*Stated problem*. Return the records that follow, matching each one exactly.

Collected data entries

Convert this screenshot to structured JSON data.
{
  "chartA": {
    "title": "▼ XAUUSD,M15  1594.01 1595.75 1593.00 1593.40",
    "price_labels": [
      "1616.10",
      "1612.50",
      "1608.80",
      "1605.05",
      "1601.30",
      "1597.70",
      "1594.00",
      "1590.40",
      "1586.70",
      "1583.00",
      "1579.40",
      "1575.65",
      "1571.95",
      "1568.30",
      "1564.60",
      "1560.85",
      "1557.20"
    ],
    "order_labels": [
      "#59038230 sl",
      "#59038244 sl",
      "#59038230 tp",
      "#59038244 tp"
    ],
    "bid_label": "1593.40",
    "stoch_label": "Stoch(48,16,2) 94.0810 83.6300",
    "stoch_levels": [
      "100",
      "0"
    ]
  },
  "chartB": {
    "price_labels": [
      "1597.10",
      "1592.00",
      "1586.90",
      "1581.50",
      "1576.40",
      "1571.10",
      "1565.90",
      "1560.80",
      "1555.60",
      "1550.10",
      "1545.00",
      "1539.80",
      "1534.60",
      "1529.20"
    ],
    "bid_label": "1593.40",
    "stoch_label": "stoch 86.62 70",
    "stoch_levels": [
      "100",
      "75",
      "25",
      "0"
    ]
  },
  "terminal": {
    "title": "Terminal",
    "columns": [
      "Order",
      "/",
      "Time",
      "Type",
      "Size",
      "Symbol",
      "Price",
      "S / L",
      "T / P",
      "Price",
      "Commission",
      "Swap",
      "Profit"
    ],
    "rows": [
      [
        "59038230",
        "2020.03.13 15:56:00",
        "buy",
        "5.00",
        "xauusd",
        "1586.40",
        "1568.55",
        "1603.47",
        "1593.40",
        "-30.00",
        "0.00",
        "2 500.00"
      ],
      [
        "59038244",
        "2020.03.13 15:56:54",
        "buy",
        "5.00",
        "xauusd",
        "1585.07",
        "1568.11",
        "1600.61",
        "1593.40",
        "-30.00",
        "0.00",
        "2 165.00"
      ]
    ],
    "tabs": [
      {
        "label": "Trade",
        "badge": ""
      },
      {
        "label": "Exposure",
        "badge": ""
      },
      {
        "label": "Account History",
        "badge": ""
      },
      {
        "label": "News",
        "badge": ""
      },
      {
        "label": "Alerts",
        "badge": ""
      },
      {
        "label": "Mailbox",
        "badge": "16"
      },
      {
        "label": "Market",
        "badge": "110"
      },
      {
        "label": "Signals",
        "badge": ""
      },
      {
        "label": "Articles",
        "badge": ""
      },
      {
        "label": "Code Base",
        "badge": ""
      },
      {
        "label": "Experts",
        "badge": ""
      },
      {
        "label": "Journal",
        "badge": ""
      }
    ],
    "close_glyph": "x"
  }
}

*Correct output*.
Convert this screenshot to structured JSON data.
{
  "chartA": {
    "title": "▼ XAUUSD,M15  1594.01 1595.75 1593.00 1593.40",
    "price_labels": [
      "1616.10",
      "1612.50",
      "1608.80",
      "1605.05",
      "1601.30",
      "1597.70",
      "1594.00",
      "1590.40",
      "1586.70",
      "1583.00",
      "1579.40",
      "1575.65",
      "1571.95",
      "1568.30",
      "1564.60",
      "1560.85",
      "1557.20"
    ],
    "order_labels": [
      "#59038230 sl",
      "#59038244 sl",
      "#59038230 tp",
      "#59038244 tp"
    ],
    "bid_label": "1593.40",
    "stoch_label": "Stoch(48,16,2) 94.0810 83.6300",
    "stoch_levels": [
      "100",
      "0"
    ]
  },
  "chartB": {
    "price_labels": [
      "1597.10",
      "1592.00",
      "1586.90",
      "1581.50",
      "1576.40",
      "1571.10",
      "1565.90",
      "1560.80",
      "1555.60",
      "1550.10",
      "1545.00",
      "1539.80",
      "1534.60",
      "1529.20"
    ],
    "bid_label": "1593.40",
    "stoch_label": "stoch 86.62 70",
    "stoch_levels": [
      "100",
      "75",
      "25",
      "0"
    ]
  },
  "terminal": {
    "title": "Terminal",
    "columns": [
      "Order",
      "/",
      "Time",
      "Type",
      "Size",
      "Symbol",
      "Price",
      "S / L",
      "T / P",
      "Price",
      "Commission",
      "Swap",
      "Profit"
    ],
    "rows": [
      [
        "59038230",
        "2020.03.13 15:56:00",
        "buy",
        "5.00",
        "xauusd",
        "1586.40",
        "1568.55",
        "1603.47",
        "1593.40",
        "-30.00",
        "0.00",
        "2 500.00"
      ],
      [
        "59038244",
        "2020.03.13 15:56:54",
        "buy",
        "5.00",
        "xauusd",
        "1585.07",
        "1568.11",
        "1600.61",
        "1593.40",
        "-30.00",
        "0.00",
        "2 165.00"
      ]
    ],
    "tabs": [
      {
        "label": "Trade",
        "badge": ""
      },
      {
        "label": "Exposure",
        "badge": ""
      },
      {
        "label": "Account History",
        "badge": ""
      },
      {
        "label": "News",
        "badge": ""
      },
      {
        "label": "Alerts",
        "badge": ""
      },
      {
        "label": "Mailbox",
        "badge": "16"
      },
      {
        "label": "Market",
        "badge": "110"
      },
      {
        "label": "Signals",
        "badge": ""
      },
      {
        "label": "Articles",
        "badge": ""
      },
      {
        "label": "Code Base",
        "badge": ""
      },
      {
        "label": "Experts",
        "badge": ""
      },
      {
        "label": "Journal",
        "badge": ""
      }
    ],
    "close_glyph": "x"
  }
}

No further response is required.